## Set exercise
Look through the listing for the word "Enter". Copy each line that has it.

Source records
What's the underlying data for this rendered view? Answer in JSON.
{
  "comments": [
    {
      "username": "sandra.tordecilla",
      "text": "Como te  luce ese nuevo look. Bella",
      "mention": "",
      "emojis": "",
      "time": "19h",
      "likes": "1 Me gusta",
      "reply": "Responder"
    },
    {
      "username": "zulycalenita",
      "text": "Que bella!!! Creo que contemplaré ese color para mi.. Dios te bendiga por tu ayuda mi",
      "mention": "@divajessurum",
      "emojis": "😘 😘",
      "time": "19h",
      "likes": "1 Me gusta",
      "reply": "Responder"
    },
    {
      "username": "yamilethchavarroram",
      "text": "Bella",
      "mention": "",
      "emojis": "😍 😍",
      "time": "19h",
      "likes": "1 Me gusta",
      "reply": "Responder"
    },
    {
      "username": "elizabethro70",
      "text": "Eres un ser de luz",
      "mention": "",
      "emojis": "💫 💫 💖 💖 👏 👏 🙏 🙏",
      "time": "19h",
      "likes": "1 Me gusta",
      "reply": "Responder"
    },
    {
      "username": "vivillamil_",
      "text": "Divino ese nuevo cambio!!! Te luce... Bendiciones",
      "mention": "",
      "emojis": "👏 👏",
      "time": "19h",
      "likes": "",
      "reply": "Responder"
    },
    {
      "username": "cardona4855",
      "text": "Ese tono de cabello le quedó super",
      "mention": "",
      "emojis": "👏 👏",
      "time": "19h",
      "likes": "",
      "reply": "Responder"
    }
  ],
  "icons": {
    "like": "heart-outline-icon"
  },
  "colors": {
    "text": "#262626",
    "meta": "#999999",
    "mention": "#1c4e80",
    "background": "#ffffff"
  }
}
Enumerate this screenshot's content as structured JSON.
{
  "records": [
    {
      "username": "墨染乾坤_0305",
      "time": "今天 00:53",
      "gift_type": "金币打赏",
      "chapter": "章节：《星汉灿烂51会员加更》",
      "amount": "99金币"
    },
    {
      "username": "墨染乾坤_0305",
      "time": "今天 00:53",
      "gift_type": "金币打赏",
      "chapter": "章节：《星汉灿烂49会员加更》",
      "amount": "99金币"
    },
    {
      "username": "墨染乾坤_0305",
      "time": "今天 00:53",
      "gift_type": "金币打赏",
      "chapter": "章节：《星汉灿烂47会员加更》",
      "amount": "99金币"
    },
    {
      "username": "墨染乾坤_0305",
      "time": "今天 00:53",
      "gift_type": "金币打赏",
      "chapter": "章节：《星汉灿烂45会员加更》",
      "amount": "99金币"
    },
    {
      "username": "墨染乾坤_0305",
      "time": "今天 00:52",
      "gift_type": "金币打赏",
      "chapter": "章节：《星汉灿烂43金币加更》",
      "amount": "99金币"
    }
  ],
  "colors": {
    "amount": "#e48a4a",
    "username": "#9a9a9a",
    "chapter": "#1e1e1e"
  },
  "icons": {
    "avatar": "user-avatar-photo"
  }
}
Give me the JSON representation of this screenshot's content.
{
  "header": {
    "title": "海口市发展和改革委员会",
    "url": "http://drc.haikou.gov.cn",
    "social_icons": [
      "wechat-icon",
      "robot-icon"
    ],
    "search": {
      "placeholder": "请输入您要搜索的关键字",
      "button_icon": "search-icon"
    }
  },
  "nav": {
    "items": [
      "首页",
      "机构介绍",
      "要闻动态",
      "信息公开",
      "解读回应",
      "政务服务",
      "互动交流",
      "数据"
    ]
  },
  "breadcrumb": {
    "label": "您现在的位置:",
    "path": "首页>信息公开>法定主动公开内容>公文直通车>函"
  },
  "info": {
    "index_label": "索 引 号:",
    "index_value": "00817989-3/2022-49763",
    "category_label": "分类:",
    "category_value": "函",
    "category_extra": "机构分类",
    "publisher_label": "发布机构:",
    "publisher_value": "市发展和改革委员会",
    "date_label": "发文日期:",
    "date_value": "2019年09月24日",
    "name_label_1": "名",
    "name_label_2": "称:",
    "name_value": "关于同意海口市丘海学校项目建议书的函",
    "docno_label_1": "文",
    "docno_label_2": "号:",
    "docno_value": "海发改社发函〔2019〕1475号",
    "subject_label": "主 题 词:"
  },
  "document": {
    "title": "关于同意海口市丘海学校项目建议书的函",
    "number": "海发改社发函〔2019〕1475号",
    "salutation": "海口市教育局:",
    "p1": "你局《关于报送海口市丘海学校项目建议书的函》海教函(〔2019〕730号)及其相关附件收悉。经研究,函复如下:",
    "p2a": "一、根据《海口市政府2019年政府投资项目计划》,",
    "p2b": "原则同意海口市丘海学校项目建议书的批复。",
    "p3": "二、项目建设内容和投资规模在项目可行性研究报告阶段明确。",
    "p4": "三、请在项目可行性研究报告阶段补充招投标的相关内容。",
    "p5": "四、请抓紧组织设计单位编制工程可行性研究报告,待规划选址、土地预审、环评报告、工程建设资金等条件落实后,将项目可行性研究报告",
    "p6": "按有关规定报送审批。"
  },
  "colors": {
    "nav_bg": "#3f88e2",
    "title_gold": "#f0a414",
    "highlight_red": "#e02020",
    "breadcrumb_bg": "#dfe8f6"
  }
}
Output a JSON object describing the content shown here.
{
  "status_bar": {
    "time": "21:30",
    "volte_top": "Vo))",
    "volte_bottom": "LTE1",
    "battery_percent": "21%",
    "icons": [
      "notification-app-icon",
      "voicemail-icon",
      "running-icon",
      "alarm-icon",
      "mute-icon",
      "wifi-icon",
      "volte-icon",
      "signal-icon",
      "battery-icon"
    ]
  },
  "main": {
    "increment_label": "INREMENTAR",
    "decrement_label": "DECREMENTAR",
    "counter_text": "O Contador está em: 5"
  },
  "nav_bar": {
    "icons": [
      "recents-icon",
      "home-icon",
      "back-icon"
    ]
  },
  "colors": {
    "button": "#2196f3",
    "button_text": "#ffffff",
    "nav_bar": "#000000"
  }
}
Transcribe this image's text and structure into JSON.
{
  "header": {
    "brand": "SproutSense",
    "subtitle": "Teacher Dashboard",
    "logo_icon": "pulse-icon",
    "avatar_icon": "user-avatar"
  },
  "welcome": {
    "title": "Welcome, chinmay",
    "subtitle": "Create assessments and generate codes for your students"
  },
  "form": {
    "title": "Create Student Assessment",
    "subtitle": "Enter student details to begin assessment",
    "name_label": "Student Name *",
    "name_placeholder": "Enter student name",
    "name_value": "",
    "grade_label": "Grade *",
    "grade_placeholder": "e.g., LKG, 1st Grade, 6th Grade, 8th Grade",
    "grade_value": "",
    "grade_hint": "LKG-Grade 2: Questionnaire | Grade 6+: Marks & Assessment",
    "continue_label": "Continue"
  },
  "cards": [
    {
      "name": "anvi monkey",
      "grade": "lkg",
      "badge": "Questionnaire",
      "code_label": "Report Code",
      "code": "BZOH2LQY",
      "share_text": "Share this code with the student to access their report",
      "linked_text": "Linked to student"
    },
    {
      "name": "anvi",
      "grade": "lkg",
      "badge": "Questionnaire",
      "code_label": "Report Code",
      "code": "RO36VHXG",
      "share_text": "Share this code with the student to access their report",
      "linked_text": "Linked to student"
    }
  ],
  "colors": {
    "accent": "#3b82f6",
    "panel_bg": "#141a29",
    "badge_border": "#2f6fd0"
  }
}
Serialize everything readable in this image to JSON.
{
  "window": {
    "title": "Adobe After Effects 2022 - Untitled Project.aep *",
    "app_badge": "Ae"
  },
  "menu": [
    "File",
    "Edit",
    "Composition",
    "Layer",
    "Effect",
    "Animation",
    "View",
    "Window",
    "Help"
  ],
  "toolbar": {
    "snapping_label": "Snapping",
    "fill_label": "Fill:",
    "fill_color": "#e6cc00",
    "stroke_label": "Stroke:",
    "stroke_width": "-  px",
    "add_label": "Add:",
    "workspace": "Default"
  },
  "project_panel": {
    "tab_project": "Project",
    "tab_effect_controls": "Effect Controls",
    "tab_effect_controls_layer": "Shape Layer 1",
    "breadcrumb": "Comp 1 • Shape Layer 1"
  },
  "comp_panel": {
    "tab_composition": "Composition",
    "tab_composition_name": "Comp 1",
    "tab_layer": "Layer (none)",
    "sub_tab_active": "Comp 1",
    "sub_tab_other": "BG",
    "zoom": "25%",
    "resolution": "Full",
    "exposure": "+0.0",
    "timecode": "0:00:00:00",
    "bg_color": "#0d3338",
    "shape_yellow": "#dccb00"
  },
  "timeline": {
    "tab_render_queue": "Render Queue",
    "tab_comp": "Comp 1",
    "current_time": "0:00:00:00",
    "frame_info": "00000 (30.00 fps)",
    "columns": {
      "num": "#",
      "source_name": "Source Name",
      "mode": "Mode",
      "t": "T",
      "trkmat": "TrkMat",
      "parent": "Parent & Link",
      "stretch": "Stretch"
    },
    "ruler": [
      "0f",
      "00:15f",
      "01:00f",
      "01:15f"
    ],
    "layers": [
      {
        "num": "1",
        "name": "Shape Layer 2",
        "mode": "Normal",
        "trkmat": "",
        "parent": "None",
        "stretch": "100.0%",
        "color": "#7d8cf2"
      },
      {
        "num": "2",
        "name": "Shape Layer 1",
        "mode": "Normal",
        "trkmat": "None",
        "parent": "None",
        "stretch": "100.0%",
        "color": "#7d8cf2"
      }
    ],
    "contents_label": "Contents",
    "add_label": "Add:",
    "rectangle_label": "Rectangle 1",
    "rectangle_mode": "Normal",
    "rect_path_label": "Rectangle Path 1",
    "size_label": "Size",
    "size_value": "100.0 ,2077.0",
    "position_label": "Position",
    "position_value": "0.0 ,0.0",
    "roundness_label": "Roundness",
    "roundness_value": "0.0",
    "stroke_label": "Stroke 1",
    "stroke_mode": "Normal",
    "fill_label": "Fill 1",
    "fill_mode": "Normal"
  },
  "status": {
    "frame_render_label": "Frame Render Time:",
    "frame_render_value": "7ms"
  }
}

## Solution below
    "subtitle": "Enter student details to begin assessment",
    "name_placeholder": "Enter student name",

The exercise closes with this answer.